Objective » Show all lines that include the string "ylabel"; copy each one.

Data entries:
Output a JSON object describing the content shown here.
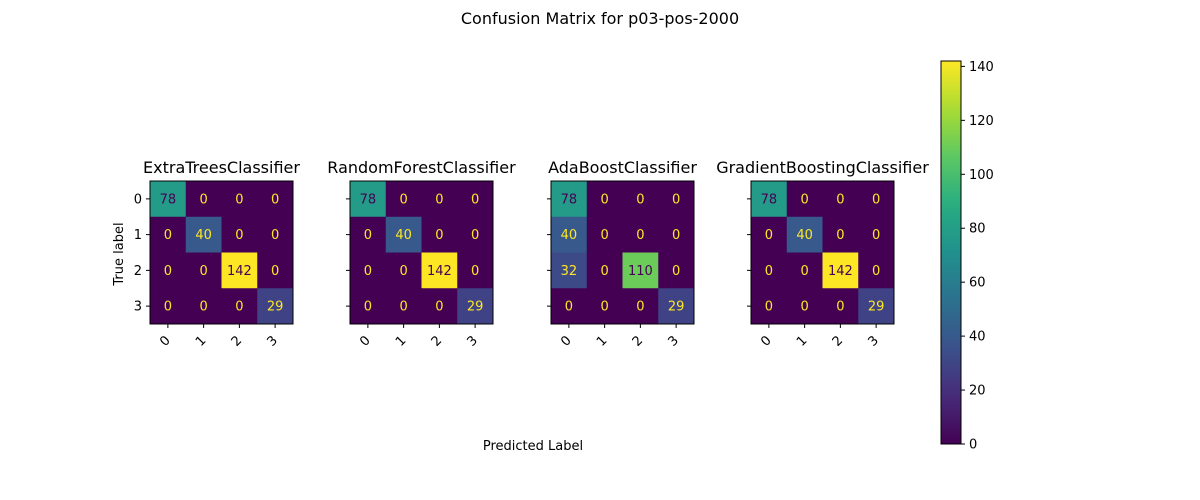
{
  "figure": {
    "title": "Confusion Matrix for p03-pos-2000",
    "xlabel": "Predicted Label",
    "ylabel": "True label"
  },
  "chart_data": [
    {
      "type": "heatmap",
      "title": "ExtraTreesClassifier",
      "x_categories": [
        "0",
        "1",
        "2",
        "3"
      ],
      "y_categories": [
        "0",
        "1",
        "2",
        "3"
      ],
      "values": [
        [
          78,
          0,
          0,
          0
        ],
        [
          0,
          40,
          0,
          0
        ],
        [
          0,
          0,
          142,
          0
        ],
        [
          0,
          0,
          0,
          29
        ]
      ]
    },
    {
      "type": "heatmap",
      "title": "RandomForestClassifier",
      "x_categories": [
        "0",
        "1",
        "2",
        "3"
      ],
      "y_categories": [
        "0",
        "1",
        "2",
        "3"
      ],
      "values": [
        [
          78,
          0,
          0,
          0
        ],
        [
          0,
          40,
          0,
          0
        ],
        [
          0,
          0,
          142,
          0
        ],
        [
          0,
          0,
          0,
          29
        ]
      ]
    },
    {
      "type": "heatmap",
      "title": "AdaBoostClassifier",
      "x_categories": [
        "0",
        "1",
        "2",
        "3"
      ],
      "y_categories": [
        "0",
        "1",
        "2",
        "3"
      ],
      "values": [
        [
          78,
          0,
          0,
          0
        ],
        [
          40,
          0,
          0,
          0
        ],
        [
          32,
          0,
          110,
          0
        ],
        [
          0,
          0,
          0,
          29
        ]
      ]
    },
    {
      "type": "heatmap",
      "title": "GradientBoostingClassifier",
      "x_categories": [
        "0",
        "1",
        "2",
        "3"
      ],
      "y_categories": [
        "0",
        "1",
        "2",
        "3"
      ],
      "values": [
        [
          78,
          0,
          0,
          0
        ],
        [
          0,
          40,
          0,
          0
        ],
        [
          0,
          0,
          142,
          0
        ],
        [
          0,
          0,
          0,
          29
        ]
      ]
    }
  ],
  "colorbar": {
    "colormap": "viridis",
    "range": [
      0,
      142
    ],
    "ticks": [
      "0",
      "20",
      "40",
      "60",
      "80",
      "100",
      "120",
      "140"
    ]
  },
  "colors": {
    "text_on_dark": "#fde725",
    "text_on_light": "#440154",
    "axis": "#000000"
  }
}
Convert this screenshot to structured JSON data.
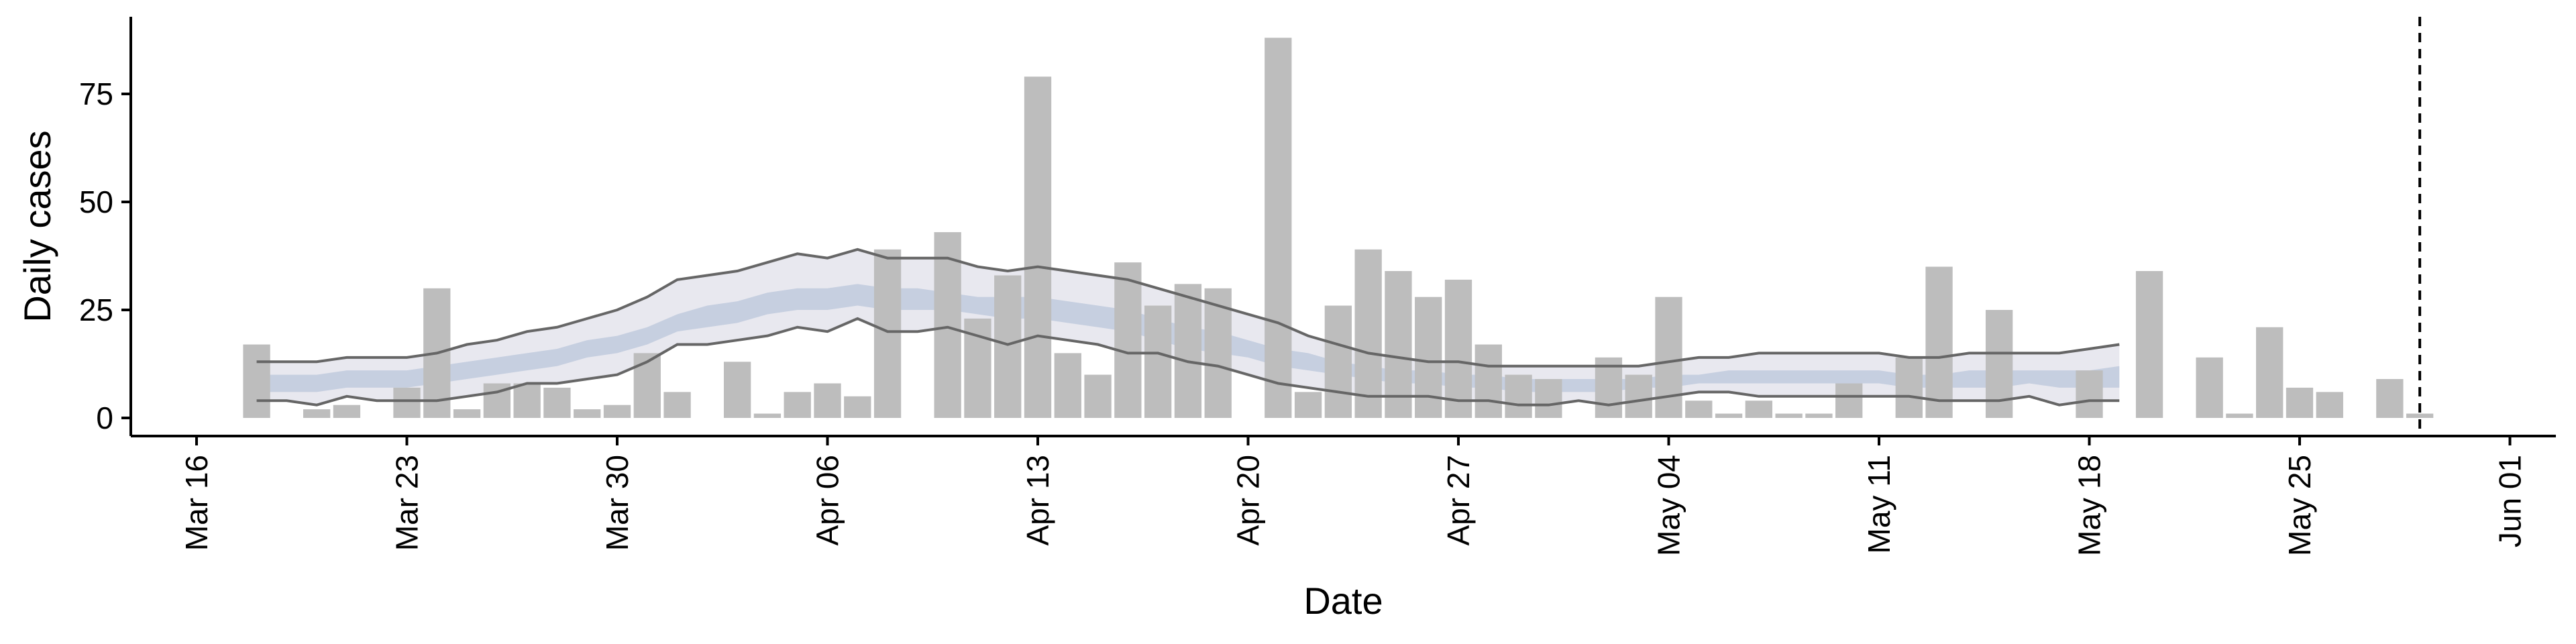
{
  "chart_data": {
    "type": "bar",
    "xlabel": "Date",
    "ylabel": "Daily cases",
    "xlim": [
      "2020-03-16",
      "2020-06-01"
    ],
    "ylim": [
      -4,
      93
    ],
    "y_ticks": [
      0,
      25,
      50,
      75
    ],
    "x_ticks": [
      {
        "date": "2020-03-16",
        "label": "Mar 16"
      },
      {
        "date": "2020-03-23",
        "label": "Mar 23"
      },
      {
        "date": "2020-03-30",
        "label": "Mar 30"
      },
      {
        "date": "2020-04-06",
        "label": "Apr 06"
      },
      {
        "date": "2020-04-13",
        "label": "Apr 13"
      },
      {
        "date": "2020-04-20",
        "label": "Apr 20"
      },
      {
        "date": "2020-04-27",
        "label": "Apr 27"
      },
      {
        "date": "2020-05-04",
        "label": "May 04"
      },
      {
        "date": "2020-05-11",
        "label": "May 11"
      },
      {
        "date": "2020-05-18",
        "label": "May 18"
      },
      {
        "date": "2020-05-25",
        "label": "May 25"
      },
      {
        "date": "2020-06-01",
        "label": "Jun 01"
      }
    ],
    "bars": {
      "color": "#bdbdbd",
      "dates": [
        "2020-03-18",
        "2020-03-19",
        "2020-03-20",
        "2020-03-21",
        "2020-03-22",
        "2020-03-23",
        "2020-03-24",
        "2020-03-25",
        "2020-03-26",
        "2020-03-27",
        "2020-03-28",
        "2020-03-29",
        "2020-03-30",
        "2020-03-31",
        "2020-04-01",
        "2020-04-02",
        "2020-04-03",
        "2020-04-04",
        "2020-04-05",
        "2020-04-06",
        "2020-04-07",
        "2020-04-08",
        "2020-04-09",
        "2020-04-10",
        "2020-04-11",
        "2020-04-12",
        "2020-04-13",
        "2020-04-14",
        "2020-04-15",
        "2020-04-16",
        "2020-04-17",
        "2020-04-18",
        "2020-04-19",
        "2020-04-20",
        "2020-04-21",
        "2020-04-22",
        "2020-04-23",
        "2020-04-24",
        "2020-04-25",
        "2020-04-26",
        "2020-04-27",
        "2020-04-28",
        "2020-04-29",
        "2020-04-30",
        "2020-05-01",
        "2020-05-02",
        "2020-05-03",
        "2020-05-04",
        "2020-05-05",
        "2020-05-06",
        "2020-05-07",
        "2020-05-08",
        "2020-05-09",
        "2020-05-10",
        "2020-05-11",
        "2020-05-12",
        "2020-05-13",
        "2020-05-14",
        "2020-05-15",
        "2020-05-16",
        "2020-05-17",
        "2020-05-18",
        "2020-05-19",
        "2020-05-20",
        "2020-05-21",
        "2020-05-22",
        "2020-05-23",
        "2020-05-24",
        "2020-05-25",
        "2020-05-26",
        "2020-05-27",
        "2020-05-28",
        "2020-05-29"
      ],
      "values": [
        17,
        0,
        2,
        3,
        0,
        7,
        30,
        2,
        8,
        8,
        7,
        2,
        3,
        15,
        6,
        0,
        13,
        1,
        6,
        8,
        5,
        39,
        0,
        43,
        23,
        33,
        79,
        15,
        10,
        36,
        26,
        31,
        30,
        0,
        88,
        6,
        26,
        39,
        34,
        28,
        32,
        17,
        10,
        9,
        0,
        14,
        10,
        28,
        4,
        1,
        4,
        1,
        1,
        8,
        0,
        14,
        35,
        0,
        25,
        0,
        0,
        11,
        0,
        34,
        0,
        14,
        1,
        21,
        7,
        6,
        0,
        9,
        1
      ]
    },
    "ribbon_outer": {
      "color": "#e8e8ef",
      "dates": [
        "2020-03-18",
        "2020-03-19",
        "2020-03-20",
        "2020-03-21",
        "2020-03-22",
        "2020-03-23",
        "2020-03-24",
        "2020-03-25",
        "2020-03-26",
        "2020-03-27",
        "2020-03-28",
        "2020-03-29",
        "2020-03-30",
        "2020-03-31",
        "2020-04-01",
        "2020-04-02",
        "2020-04-03",
        "2020-04-04",
        "2020-04-05",
        "2020-04-06",
        "2020-04-07",
        "2020-04-08",
        "2020-04-09",
        "2020-04-10",
        "2020-04-11",
        "2020-04-12",
        "2020-04-13",
        "2020-04-14",
        "2020-04-15",
        "2020-04-16",
        "2020-04-17",
        "2020-04-18",
        "2020-04-19",
        "2020-04-20",
        "2020-04-21",
        "2020-04-22",
        "2020-04-23",
        "2020-04-24",
        "2020-04-25",
        "2020-04-26",
        "2020-04-27",
        "2020-04-28",
        "2020-04-29",
        "2020-04-30",
        "2020-05-01",
        "2020-05-02",
        "2020-05-03",
        "2020-05-04",
        "2020-05-05",
        "2020-05-06",
        "2020-05-07",
        "2020-05-08",
        "2020-05-09",
        "2020-05-10",
        "2020-05-11",
        "2020-05-12",
        "2020-05-13",
        "2020-05-14",
        "2020-05-15",
        "2020-05-16",
        "2020-05-17",
        "2020-05-18",
        "2020-05-19"
      ],
      "lower": [
        4,
        4,
        3,
        5,
        4,
        4,
        4,
        5,
        6,
        8,
        8,
        9,
        10,
        13,
        17,
        17,
        18,
        19,
        21,
        20,
        23,
        20,
        20,
        21,
        19,
        17,
        19,
        18,
        17,
        15,
        15,
        13,
        12,
        10,
        8,
        7,
        6,
        5,
        5,
        5,
        4,
        4,
        3,
        3,
        4,
        3,
        4,
        5,
        6,
        6,
        5,
        5,
        5,
        5,
        5,
        5,
        4,
        4,
        4,
        5,
        3,
        4,
        4
      ],
      "upper": [
        13,
        13,
        13,
        14,
        14,
        14,
        15,
        17,
        18,
        20,
        21,
        23,
        25,
        28,
        32,
        33,
        34,
        36,
        38,
        37,
        39,
        37,
        37,
        37,
        35,
        34,
        35,
        34,
        33,
        32,
        30,
        28,
        26,
        24,
        22,
        19,
        17,
        15,
        14,
        13,
        13,
        12,
        12,
        12,
        12,
        12,
        12,
        13,
        14,
        14,
        15,
        15,
        15,
        15,
        15,
        14,
        14,
        15,
        15,
        15,
        15,
        16,
        17
      ]
    },
    "ribbon_inner": {
      "color": "#c6cfe0",
      "dates": [
        "2020-03-18",
        "2020-03-19",
        "2020-03-20",
        "2020-03-21",
        "2020-03-22",
        "2020-03-23",
        "2020-03-24",
        "2020-03-25",
        "2020-03-26",
        "2020-03-27",
        "2020-03-28",
        "2020-03-29",
        "2020-03-30",
        "2020-03-31",
        "2020-04-01",
        "2020-04-02",
        "2020-04-03",
        "2020-04-04",
        "2020-04-05",
        "2020-04-06",
        "2020-04-07",
        "2020-04-08",
        "2020-04-09",
        "2020-04-10",
        "2020-04-11",
        "2020-04-12",
        "2020-04-13",
        "2020-04-14",
        "2020-04-15",
        "2020-04-16",
        "2020-04-17",
        "2020-04-18",
        "2020-04-19",
        "2020-04-20",
        "2020-04-21",
        "2020-04-22",
        "2020-04-23",
        "2020-04-24",
        "2020-04-25",
        "2020-04-26",
        "2020-04-27",
        "2020-04-28",
        "2020-04-29",
        "2020-04-30",
        "2020-05-01",
        "2020-05-02",
        "2020-05-03",
        "2020-05-04",
        "2020-05-05",
        "2020-05-06",
        "2020-05-07",
        "2020-05-08",
        "2020-05-09",
        "2020-05-10",
        "2020-05-11",
        "2020-05-12",
        "2020-05-13",
        "2020-05-14",
        "2020-05-15",
        "2020-05-16",
        "2020-05-17",
        "2020-05-18",
        "2020-05-19"
      ],
      "lower": [
        6,
        6,
        6,
        7,
        7,
        7,
        8,
        9,
        10,
        11,
        12,
        14,
        15,
        17,
        20,
        21,
        22,
        24,
        25,
        25,
        26,
        25,
        25,
        25,
        24,
        23,
        23,
        22,
        21,
        20,
        18,
        16,
        15,
        14,
        12,
        11,
        10,
        9,
        8,
        8,
        7,
        7,
        6,
        6,
        6,
        6,
        7,
        7,
        8,
        8,
        8,
        8,
        8,
        8,
        8,
        7,
        7,
        7,
        7,
        8,
        7,
        7,
        7
      ],
      "upper": [
        10,
        10,
        10,
        11,
        11,
        11,
        12,
        13,
        14,
        15,
        16,
        18,
        19,
        21,
        24,
        26,
        27,
        29,
        30,
        30,
        31,
        30,
        30,
        29,
        28,
        28,
        28,
        27,
        26,
        25,
        23,
        21,
        20,
        18,
        16,
        15,
        13,
        12,
        11,
        11,
        10,
        10,
        9,
        9,
        9,
        9,
        9,
        10,
        10,
        11,
        11,
        11,
        11,
        11,
        11,
        10,
        10,
        11,
        11,
        11,
        11,
        11,
        12
      ]
    },
    "quantile_lines": {
      "color": "#666666",
      "dates": [
        "2020-03-18",
        "2020-03-19",
        "2020-03-20",
        "2020-03-21",
        "2020-03-22",
        "2020-03-23",
        "2020-03-24",
        "2020-03-25",
        "2020-03-26",
        "2020-03-27",
        "2020-03-28",
        "2020-03-29",
        "2020-03-30",
        "2020-03-31",
        "2020-04-01",
        "2020-04-02",
        "2020-04-03",
        "2020-04-04",
        "2020-04-05",
        "2020-04-06",
        "2020-04-07",
        "2020-04-08",
        "2020-04-09",
        "2020-04-10",
        "2020-04-11",
        "2020-04-12",
        "2020-04-13",
        "2020-04-14",
        "2020-04-15",
        "2020-04-16",
        "2020-04-17",
        "2020-04-18",
        "2020-04-19",
        "2020-04-20",
        "2020-04-21",
        "2020-04-22",
        "2020-04-23",
        "2020-04-24",
        "2020-04-25",
        "2020-04-26",
        "2020-04-27",
        "2020-04-28",
        "2020-04-29",
        "2020-04-30",
        "2020-05-01",
        "2020-05-02",
        "2020-05-03",
        "2020-05-04",
        "2020-05-05",
        "2020-05-06",
        "2020-05-07",
        "2020-05-08",
        "2020-05-09",
        "2020-05-10",
        "2020-05-11",
        "2020-05-12",
        "2020-05-13",
        "2020-05-14",
        "2020-05-15",
        "2020-05-16",
        "2020-05-17",
        "2020-05-18",
        "2020-05-19"
      ],
      "lower": [
        4,
        4,
        3,
        5,
        4,
        4,
        4,
        5,
        6,
        8,
        8,
        9,
        10,
        13,
        17,
        17,
        18,
        19,
        21,
        20,
        23,
        20,
        20,
        21,
        19,
        17,
        19,
        18,
        17,
        15,
        15,
        13,
        12,
        10,
        8,
        7,
        6,
        5,
        5,
        5,
        4,
        4,
        3,
        3,
        4,
        3,
        4,
        5,
        6,
        6,
        5,
        5,
        5,
        5,
        5,
        5,
        4,
        4,
        4,
        5,
        3,
        4,
        4
      ],
      "upper": [
        13,
        13,
        13,
        14,
        14,
        14,
        15,
        17,
        18,
        20,
        21,
        23,
        25,
        28,
        32,
        33,
        34,
        36,
        38,
        37,
        39,
        37,
        37,
        37,
        35,
        34,
        35,
        34,
        33,
        32,
        30,
        28,
        26,
        24,
        22,
        19,
        17,
        15,
        14,
        13,
        13,
        12,
        12,
        12,
        12,
        12,
        12,
        13,
        14,
        14,
        15,
        15,
        15,
        15,
        15,
        14,
        14,
        15,
        15,
        15,
        15,
        16,
        17
      ]
    },
    "vline_date": "2020-05-29",
    "grid": false,
    "legend": "none"
  }
}
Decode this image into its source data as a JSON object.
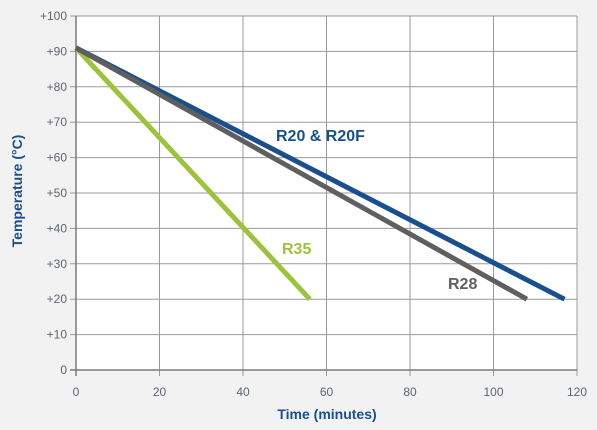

Solution »
    "ylabel": "True label"
    "ylabel": "Daily cases",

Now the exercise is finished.